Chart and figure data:

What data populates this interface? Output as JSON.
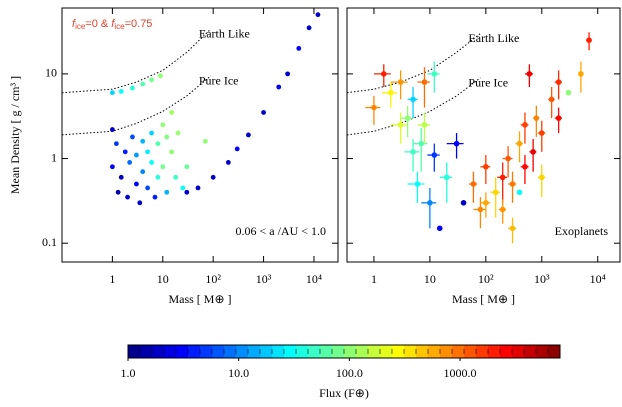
{
  "chart_data": [
    {
      "type": "scatter",
      "log_x": true,
      "log_y": true,
      "colormap": "jet",
      "xlabel": "Mass [ M⊕ ]",
      "ylabel": "Mean Density [ g / cm³ ]",
      "xlim": [
        0.1,
        30000
      ],
      "ylim": [
        0.06,
        60
      ],
      "xticks": [
        1,
        10,
        {
          "value": 100,
          "label": "10²"
        },
        {
          "value": 1000,
          "label": "10³"
        },
        {
          "value": 10000,
          "label": "10⁴"
        }
      ],
      "yticks": [
        0.1,
        1,
        10
      ],
      "annotation_parts": [
        "f",
        "ice",
        "=0  &  ",
        "f",
        "ice",
        "=0.75"
      ],
      "annotation_color": "#e8402a",
      "region_label": "0.06 < a /AU < 1.0",
      "curves": [
        {
          "name": "Earth Like",
          "x": [
            0.1,
            1,
            3,
            10,
            30,
            90
          ],
          "y": [
            6,
            6.6,
            8,
            11,
            18,
            34
          ]
        },
        {
          "name": "Pure Ice",
          "x": [
            0.1,
            1,
            3,
            10,
            30,
            90
          ],
          "y": [
            1.9,
            2.1,
            2.6,
            3.6,
            5.5,
            9.5
          ]
        }
      ],
      "x": [
        1,
        1.5,
        2.5,
        4,
        6,
        9,
        1,
        1,
        1.2,
        1.3,
        1.5,
        1.8,
        2,
        2.2,
        2.5,
        3,
        3,
        3.5,
        4,
        4,
        5,
        5,
        6,
        6,
        7,
        8,
        8,
        10,
        10,
        12,
        12,
        15,
        15,
        18,
        20,
        25,
        30,
        30,
        50,
        70,
        100,
        200,
        300,
        500,
        1000,
        2000,
        3000,
        5000,
        8000,
        12000
      ],
      "y": [
        6,
        6.2,
        6.8,
        7.6,
        8.5,
        9.5,
        2.2,
        0.8,
        1.5,
        0.4,
        0.6,
        1.2,
        0.35,
        0.9,
        1.8,
        0.5,
        1.1,
        0.3,
        0.7,
        1.6,
        0.45,
        1.2,
        0.9,
        2,
        0.35,
        0.6,
        1.5,
        2.5,
        0.8,
        1.8,
        0.4,
        1.2,
        3.5,
        0.6,
        2,
        0.45,
        0.8,
        0.4,
        0.45,
        1.6,
        0.6,
        0.9,
        1.3,
        1.9,
        3.5,
        7,
        10,
        20,
        35,
        50
      ],
      "flux": [
        20,
        30,
        40,
        60,
        80,
        100,
        2,
        3,
        5,
        1.5,
        2,
        4,
        2,
        8,
        6,
        3,
        12,
        2,
        10,
        15,
        6,
        25,
        30,
        20,
        4,
        40,
        60,
        100,
        80,
        90,
        15,
        100,
        120,
        50,
        110,
        30,
        70,
        2,
        2,
        100,
        2,
        2,
        3,
        2,
        2,
        3,
        2,
        3,
        2,
        2
      ]
    },
    {
      "type": "errorbar",
      "log_x": true,
      "log_y": true,
      "colormap": "jet",
      "xlabel": "Mass [ M⊕ ]",
      "xlim": [
        0.33,
        25000
      ],
      "ylim": [
        0.06,
        60
      ],
      "xticks": [
        1,
        10,
        {
          "value": 100,
          "label": "10²"
        },
        {
          "value": 1000,
          "label": "10³"
        },
        {
          "value": 10000,
          "label": "10⁴"
        }
      ],
      "yticks": [
        0.1,
        1,
        10
      ],
      "region_label": "Exoplanets",
      "curves": [
        {
          "name": "Earth Like",
          "x": [
            0.33,
            1,
            3,
            10,
            30,
            80
          ],
          "y": [
            6,
            6.6,
            8,
            11,
            18,
            30
          ]
        },
        {
          "name": "Pure Ice",
          "x": [
            0.33,
            1,
            3,
            10,
            30,
            80
          ],
          "y": [
            1.9,
            2.1,
            2.6,
            3.6,
            5.5,
            9
          ]
        }
      ],
      "x": [
        1,
        1.5,
        2,
        3,
        3,
        4,
        5,
        5,
        6,
        7,
        8,
        10,
        12,
        15,
        20,
        30,
        40,
        60,
        80,
        100,
        100,
        150,
        200,
        200,
        250,
        300,
        300,
        400,
        500,
        500,
        700,
        800,
        1000,
        1000,
        1500,
        2000,
        2000,
        3000,
        5000,
        7000,
        8,
        12,
        400,
        600
      ],
      "y": [
        4,
        10,
        6,
        8,
        2.5,
        3,
        1.2,
        5,
        0.5,
        1.5,
        2.5,
        0.3,
        1.1,
        0.15,
        0.6,
        1.5,
        0.3,
        0.5,
        0.25,
        0.3,
        0.8,
        0.4,
        0.6,
        0.25,
        1,
        0.5,
        0.15,
        1.5,
        0.8,
        2.5,
        1.2,
        3,
        2,
        0.6,
        5,
        3,
        8,
        6,
        10,
        25,
        8,
        10,
        0.4,
        10
      ],
      "flux": [
        800,
        2000,
        300,
        700,
        200,
        100,
        50,
        20,
        30,
        60,
        150,
        10,
        5,
        3,
        40,
        3,
        2,
        1000,
        800,
        600,
        1500,
        400,
        2000,
        700,
        1200,
        900,
        500,
        600,
        2500,
        1500,
        3000,
        800,
        1500,
        400,
        1200,
        2500,
        1800,
        100,
        600,
        2000,
        1000,
        50,
        30,
        3000
      ],
      "xerr": [
        0.3,
        0.5,
        0.6,
        1,
        1,
        1,
        1.5,
        1,
        2,
        2,
        2,
        3,
        3,
        0,
        5,
        10,
        0,
        10,
        20,
        20,
        20,
        30,
        40,
        30,
        50,
        50,
        50,
        60,
        80,
        80,
        100,
        100,
        150,
        150,
        200,
        300,
        300,
        0,
        500,
        800,
        2,
        3,
        0,
        100
      ],
      "yerr": [
        1.5,
        3,
        2,
        3,
        1,
        1.2,
        0.5,
        2,
        0.2,
        0.8,
        1,
        0.15,
        0.4,
        0,
        0.3,
        0.5,
        0,
        0.2,
        0.1,
        0.1,
        0.3,
        0.2,
        0.3,
        0.08,
        0.4,
        0.2,
        0.05,
        0.6,
        0.3,
        1,
        0.5,
        1.2,
        0.8,
        0.25,
        2,
        1,
        3,
        0,
        4,
        6,
        4,
        4,
        0,
        3
      ]
    },
    {
      "type": "colorbar",
      "log_x": true,
      "colormap": "jet",
      "label": "Flux   (F⊕)",
      "xlim": [
        1,
        8000
      ],
      "xticks": [
        {
          "value": 1,
          "label": "1.0"
        },
        {
          "value": 10,
          "label": "10.0"
        },
        {
          "value": 100,
          "label": "100.0"
        },
        {
          "value": 1000,
          "label": "1000.0"
        }
      ]
    }
  ]
}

What to produce: What is the number of lines above that contain the string "type"? Answer with the number alone.

Final result: 3